Items from a dataset:
------------

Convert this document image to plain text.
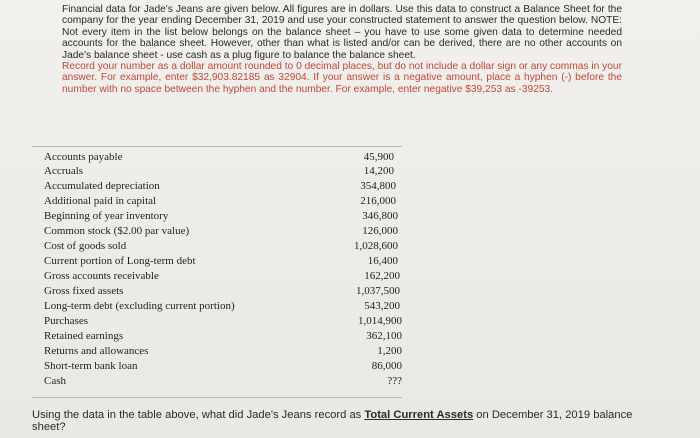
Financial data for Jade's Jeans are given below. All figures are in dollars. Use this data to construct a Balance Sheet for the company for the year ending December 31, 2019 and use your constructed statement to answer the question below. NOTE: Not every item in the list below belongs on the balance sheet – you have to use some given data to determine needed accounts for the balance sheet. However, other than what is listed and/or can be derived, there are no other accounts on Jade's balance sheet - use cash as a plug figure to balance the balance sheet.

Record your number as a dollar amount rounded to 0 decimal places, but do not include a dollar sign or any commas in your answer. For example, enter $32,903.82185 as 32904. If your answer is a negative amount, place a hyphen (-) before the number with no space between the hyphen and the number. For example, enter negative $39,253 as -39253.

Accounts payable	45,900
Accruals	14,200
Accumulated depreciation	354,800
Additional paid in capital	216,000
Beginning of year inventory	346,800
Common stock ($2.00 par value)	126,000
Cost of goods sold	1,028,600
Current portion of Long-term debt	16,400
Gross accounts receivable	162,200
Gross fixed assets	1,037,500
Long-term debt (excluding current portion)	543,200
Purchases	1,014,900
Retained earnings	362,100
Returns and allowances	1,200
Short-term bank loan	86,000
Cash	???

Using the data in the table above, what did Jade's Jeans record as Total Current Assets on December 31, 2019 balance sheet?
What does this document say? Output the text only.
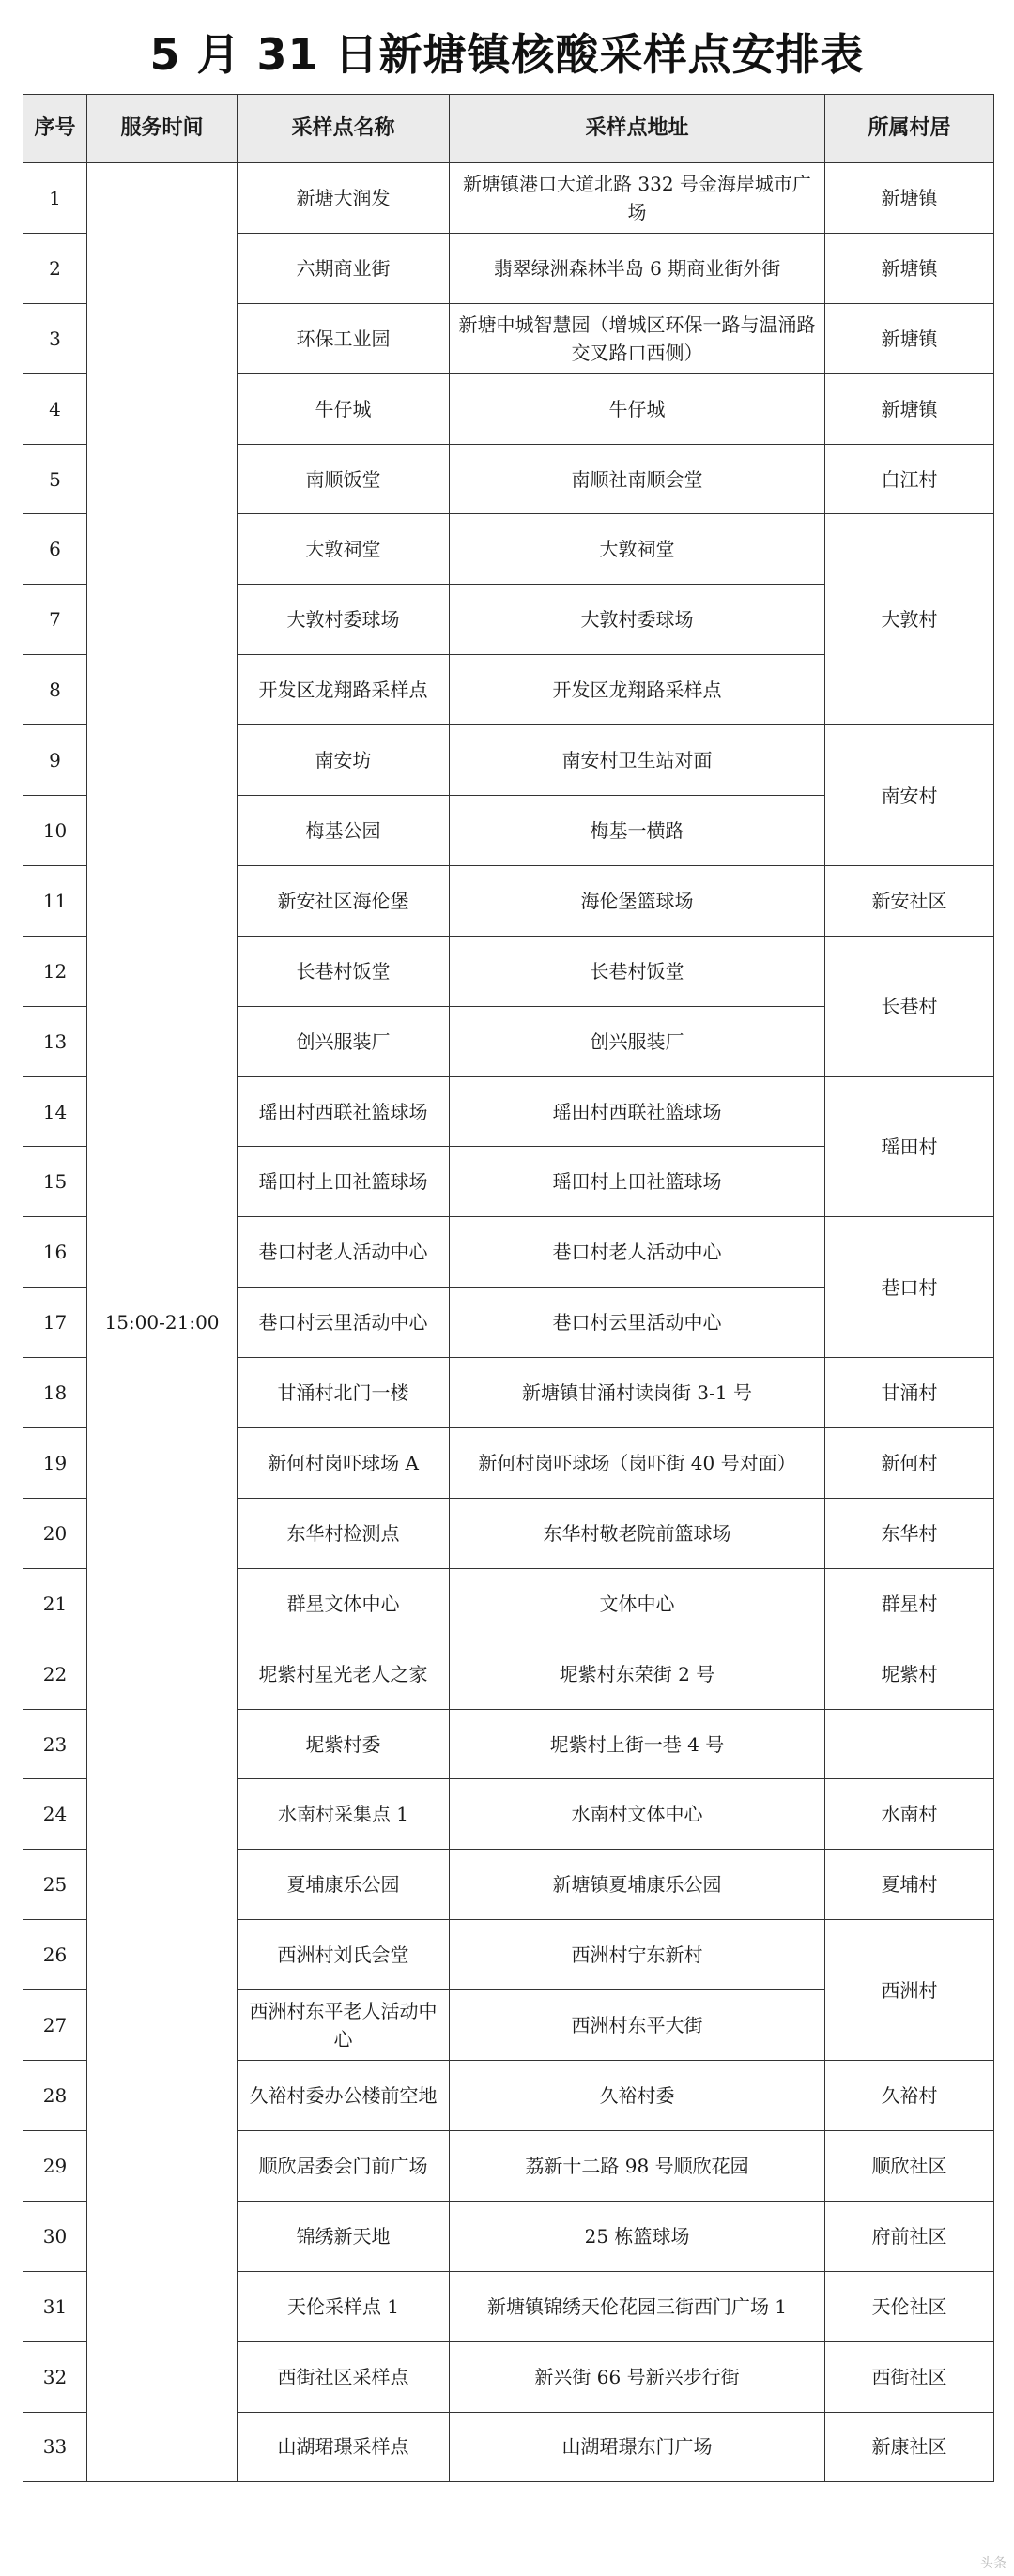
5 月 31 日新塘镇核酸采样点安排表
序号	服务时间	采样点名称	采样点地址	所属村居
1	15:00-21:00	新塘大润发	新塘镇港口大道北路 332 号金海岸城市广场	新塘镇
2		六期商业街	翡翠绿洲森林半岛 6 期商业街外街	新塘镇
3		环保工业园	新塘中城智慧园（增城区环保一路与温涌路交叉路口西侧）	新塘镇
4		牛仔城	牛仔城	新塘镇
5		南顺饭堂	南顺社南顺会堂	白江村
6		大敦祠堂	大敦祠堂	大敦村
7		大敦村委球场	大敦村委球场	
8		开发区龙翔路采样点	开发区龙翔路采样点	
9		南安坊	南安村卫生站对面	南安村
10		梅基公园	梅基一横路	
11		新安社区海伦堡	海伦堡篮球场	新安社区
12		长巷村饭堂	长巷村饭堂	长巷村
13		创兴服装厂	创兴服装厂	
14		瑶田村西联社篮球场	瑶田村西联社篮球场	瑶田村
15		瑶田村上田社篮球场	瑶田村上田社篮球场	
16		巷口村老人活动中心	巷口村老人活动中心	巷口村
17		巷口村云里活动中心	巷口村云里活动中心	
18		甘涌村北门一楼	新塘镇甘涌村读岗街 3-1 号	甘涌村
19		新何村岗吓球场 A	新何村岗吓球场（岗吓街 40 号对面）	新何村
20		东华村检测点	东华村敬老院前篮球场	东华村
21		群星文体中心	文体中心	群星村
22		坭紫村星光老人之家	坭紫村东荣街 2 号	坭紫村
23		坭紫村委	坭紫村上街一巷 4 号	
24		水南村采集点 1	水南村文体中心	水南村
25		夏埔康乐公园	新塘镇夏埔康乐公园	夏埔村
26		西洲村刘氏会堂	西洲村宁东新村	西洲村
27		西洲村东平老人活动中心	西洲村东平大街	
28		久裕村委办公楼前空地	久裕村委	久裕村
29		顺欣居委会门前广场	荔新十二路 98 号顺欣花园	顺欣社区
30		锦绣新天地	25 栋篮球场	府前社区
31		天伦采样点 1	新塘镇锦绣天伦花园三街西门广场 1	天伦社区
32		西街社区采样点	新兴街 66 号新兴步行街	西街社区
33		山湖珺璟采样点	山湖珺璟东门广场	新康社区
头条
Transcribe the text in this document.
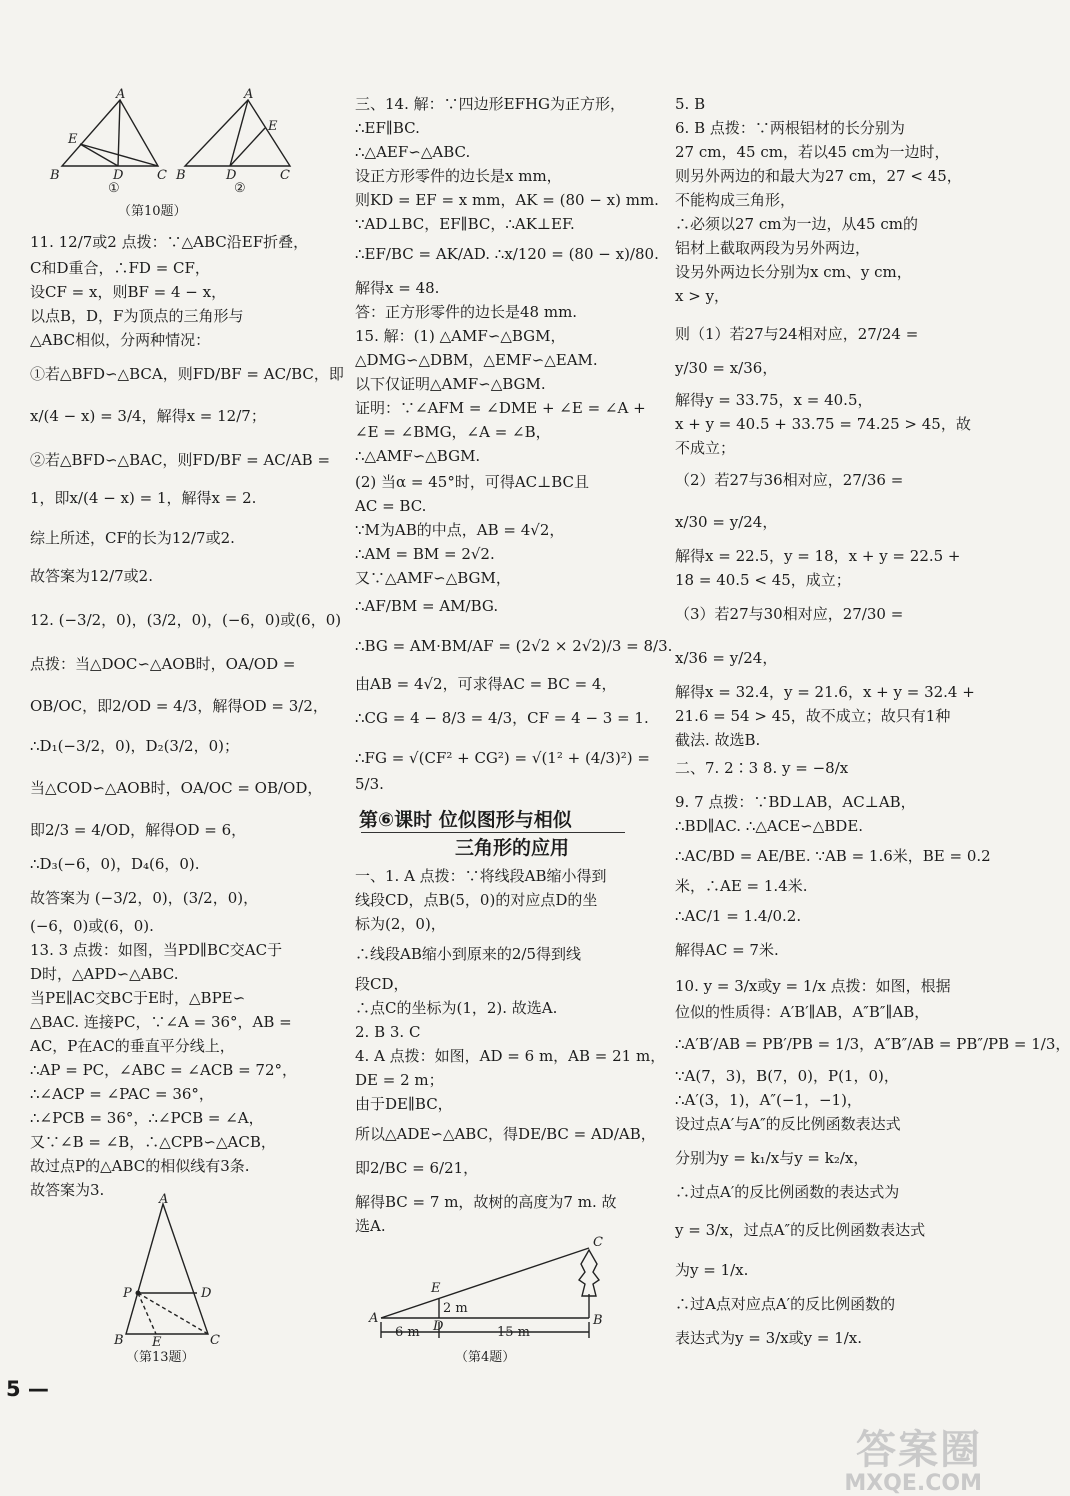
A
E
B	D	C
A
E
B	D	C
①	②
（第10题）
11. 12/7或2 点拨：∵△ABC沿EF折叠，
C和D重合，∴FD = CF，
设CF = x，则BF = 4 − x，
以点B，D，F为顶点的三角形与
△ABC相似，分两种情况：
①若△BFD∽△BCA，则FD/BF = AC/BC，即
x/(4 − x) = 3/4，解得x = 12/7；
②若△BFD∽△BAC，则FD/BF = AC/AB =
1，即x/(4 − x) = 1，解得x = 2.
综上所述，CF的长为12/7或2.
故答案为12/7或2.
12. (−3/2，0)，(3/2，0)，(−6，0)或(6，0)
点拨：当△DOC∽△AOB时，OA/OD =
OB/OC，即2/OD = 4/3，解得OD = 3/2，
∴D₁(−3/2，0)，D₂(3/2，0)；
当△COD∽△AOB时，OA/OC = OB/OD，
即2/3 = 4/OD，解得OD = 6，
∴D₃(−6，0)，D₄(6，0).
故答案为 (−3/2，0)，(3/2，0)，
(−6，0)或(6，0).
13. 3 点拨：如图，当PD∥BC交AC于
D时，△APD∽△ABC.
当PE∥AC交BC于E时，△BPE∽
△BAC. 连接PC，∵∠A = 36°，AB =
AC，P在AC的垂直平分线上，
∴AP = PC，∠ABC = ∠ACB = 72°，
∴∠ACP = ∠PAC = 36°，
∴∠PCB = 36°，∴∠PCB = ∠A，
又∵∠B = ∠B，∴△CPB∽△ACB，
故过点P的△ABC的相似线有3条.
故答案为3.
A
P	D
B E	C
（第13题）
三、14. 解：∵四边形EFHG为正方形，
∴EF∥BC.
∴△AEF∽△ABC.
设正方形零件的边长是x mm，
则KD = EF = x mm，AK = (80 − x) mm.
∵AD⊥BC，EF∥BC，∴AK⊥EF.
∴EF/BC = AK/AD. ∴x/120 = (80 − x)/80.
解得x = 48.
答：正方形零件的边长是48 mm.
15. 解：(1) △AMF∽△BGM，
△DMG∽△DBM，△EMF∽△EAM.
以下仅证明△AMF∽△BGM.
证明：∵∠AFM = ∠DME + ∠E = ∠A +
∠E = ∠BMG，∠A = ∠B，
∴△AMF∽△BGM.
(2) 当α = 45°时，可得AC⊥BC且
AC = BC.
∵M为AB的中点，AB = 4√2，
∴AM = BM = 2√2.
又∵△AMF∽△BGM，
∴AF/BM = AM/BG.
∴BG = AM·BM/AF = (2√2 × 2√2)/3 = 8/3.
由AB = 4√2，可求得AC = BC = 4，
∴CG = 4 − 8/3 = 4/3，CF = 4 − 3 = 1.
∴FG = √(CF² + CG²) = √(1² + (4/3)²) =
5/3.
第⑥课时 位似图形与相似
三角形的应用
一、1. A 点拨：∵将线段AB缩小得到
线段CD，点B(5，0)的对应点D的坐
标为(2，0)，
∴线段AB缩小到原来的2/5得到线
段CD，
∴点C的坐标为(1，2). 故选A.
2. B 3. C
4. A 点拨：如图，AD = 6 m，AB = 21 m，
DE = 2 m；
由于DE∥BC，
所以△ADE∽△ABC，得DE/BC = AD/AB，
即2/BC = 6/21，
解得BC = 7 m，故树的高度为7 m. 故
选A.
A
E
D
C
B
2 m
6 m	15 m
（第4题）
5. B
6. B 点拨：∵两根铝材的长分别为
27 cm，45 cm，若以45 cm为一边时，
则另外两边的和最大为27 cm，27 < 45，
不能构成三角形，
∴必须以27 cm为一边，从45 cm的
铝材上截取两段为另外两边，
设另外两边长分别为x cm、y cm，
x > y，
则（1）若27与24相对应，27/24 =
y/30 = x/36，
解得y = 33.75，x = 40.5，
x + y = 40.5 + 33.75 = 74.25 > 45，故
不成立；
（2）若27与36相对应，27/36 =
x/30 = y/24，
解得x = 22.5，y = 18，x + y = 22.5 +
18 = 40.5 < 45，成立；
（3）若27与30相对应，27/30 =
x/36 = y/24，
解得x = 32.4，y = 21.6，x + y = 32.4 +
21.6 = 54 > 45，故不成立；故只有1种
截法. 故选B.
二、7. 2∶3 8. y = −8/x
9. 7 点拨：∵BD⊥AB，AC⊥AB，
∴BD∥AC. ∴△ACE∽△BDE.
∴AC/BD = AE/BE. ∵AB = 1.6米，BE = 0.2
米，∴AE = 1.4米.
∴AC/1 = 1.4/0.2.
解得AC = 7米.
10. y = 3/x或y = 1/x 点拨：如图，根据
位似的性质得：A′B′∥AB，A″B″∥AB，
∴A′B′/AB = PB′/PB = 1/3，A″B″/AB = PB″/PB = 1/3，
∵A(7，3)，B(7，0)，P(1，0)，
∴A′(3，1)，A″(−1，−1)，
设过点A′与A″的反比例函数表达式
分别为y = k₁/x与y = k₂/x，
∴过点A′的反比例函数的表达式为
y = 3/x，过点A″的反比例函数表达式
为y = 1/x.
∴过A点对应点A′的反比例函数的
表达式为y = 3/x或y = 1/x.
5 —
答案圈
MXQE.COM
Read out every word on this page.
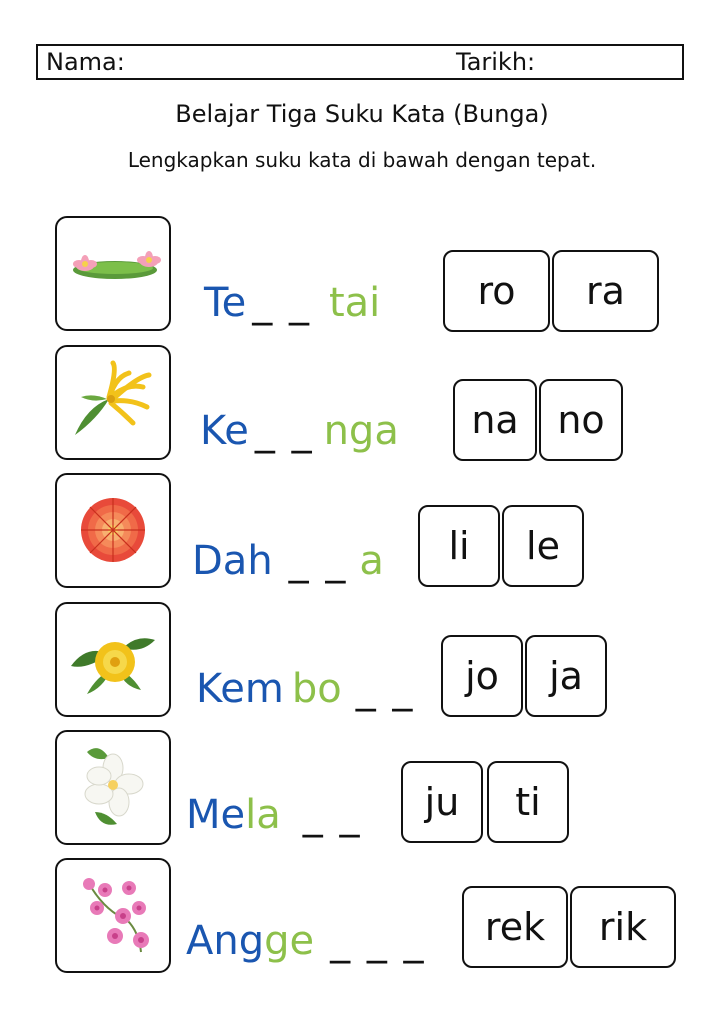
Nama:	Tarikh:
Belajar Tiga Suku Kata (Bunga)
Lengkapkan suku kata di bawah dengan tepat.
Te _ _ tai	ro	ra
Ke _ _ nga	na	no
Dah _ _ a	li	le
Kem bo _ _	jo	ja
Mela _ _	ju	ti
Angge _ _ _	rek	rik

------------

Job:
Starting at the line that holds "Read out every word on this page.", repeat every line through the end of the listing exactly as written, skipping any picture.

Answer to this task:
Read out every word on this page.
Nama:	Tarikh:
Belajar Tiga Suku Kata (Bunga)
Lengkapkan suku kata di bawah dengan tepat.
Te _ _ tai	ro	ra
Ke _ _ nga	na	no
Dah _ _ a	li	le
Kem bo _ _	jo	ja
Mela _ _	ju	ti
Angge _ _ _	rek	rik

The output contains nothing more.